OBJECTIVE:
Copy every line that holds "this".

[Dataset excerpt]
BEGIN

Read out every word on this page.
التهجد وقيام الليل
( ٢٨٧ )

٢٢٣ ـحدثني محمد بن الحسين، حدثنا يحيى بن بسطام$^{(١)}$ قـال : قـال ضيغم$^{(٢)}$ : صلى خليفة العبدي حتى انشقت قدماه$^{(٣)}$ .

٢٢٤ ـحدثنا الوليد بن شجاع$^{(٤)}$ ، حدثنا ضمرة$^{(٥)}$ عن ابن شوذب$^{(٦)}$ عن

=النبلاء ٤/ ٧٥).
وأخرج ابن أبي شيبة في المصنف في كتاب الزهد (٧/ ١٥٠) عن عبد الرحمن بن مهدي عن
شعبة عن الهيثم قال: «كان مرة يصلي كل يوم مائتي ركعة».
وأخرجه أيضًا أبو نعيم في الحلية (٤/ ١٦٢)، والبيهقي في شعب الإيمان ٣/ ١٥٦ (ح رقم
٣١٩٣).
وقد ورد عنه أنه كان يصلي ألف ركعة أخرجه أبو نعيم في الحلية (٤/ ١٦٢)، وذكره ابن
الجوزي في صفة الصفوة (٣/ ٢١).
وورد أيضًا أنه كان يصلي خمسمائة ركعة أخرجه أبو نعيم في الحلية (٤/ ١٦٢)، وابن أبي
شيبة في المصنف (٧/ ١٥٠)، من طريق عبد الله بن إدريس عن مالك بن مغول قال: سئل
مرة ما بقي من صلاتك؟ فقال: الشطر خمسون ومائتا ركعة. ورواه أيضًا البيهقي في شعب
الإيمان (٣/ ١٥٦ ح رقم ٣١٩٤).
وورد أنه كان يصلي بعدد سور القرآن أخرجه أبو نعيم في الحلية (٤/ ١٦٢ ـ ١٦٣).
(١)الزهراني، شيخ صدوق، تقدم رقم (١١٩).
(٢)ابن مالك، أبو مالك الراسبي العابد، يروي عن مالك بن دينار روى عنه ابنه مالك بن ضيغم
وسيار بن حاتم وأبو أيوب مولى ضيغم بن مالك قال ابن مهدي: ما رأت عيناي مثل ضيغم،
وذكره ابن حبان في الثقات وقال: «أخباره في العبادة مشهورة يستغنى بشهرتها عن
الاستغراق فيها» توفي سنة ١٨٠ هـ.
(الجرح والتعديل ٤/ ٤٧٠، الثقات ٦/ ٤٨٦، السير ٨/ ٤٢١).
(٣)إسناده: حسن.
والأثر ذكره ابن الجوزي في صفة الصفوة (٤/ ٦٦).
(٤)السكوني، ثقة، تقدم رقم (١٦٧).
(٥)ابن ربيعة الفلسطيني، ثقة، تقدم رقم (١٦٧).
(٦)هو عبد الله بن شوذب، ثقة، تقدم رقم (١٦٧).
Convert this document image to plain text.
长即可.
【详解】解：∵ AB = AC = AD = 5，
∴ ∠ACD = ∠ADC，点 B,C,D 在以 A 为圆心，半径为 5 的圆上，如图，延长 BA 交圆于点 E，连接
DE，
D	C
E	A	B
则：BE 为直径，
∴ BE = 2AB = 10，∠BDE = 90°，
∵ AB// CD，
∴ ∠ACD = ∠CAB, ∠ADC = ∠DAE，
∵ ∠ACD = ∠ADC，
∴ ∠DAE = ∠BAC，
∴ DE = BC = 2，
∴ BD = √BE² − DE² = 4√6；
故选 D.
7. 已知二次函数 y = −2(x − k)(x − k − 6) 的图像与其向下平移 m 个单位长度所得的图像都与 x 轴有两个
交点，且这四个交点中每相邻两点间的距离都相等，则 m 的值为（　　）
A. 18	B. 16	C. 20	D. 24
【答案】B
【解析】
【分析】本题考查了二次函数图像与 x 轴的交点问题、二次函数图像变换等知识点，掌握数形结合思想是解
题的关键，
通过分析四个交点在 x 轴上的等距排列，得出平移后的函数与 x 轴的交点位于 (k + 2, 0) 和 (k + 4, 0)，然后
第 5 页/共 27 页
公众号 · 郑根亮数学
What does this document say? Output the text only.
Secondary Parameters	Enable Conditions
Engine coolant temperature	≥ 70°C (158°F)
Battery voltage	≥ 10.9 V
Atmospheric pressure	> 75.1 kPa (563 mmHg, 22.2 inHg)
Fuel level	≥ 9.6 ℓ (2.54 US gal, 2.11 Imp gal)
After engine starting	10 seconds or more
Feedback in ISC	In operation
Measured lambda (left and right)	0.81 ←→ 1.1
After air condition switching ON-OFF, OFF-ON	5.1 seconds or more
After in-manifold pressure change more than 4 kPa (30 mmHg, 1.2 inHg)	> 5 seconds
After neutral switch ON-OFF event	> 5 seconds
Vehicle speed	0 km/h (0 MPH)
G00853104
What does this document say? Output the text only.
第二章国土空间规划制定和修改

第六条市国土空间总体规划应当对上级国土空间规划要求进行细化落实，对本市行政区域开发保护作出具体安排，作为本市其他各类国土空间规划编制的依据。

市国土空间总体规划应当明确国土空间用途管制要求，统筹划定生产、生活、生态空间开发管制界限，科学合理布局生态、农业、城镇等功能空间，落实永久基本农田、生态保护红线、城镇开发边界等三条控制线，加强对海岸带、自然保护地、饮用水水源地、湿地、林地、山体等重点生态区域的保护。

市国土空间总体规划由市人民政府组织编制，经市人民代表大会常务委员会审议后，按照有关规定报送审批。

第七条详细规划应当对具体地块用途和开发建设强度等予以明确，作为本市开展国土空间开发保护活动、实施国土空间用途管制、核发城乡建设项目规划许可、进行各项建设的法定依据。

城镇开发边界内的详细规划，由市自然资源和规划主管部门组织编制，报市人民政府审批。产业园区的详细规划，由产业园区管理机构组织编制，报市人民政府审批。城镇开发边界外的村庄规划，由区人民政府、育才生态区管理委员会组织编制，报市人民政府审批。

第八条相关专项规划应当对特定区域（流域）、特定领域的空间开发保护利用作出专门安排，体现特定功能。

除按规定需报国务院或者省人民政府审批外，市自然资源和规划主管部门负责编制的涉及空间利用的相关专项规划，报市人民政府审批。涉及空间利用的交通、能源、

END

TASK SOLUTION:
Read out every word on this page.
Convert this document image to plain text.
What does this document say? Output the text only.
What does this document say? Output the text only.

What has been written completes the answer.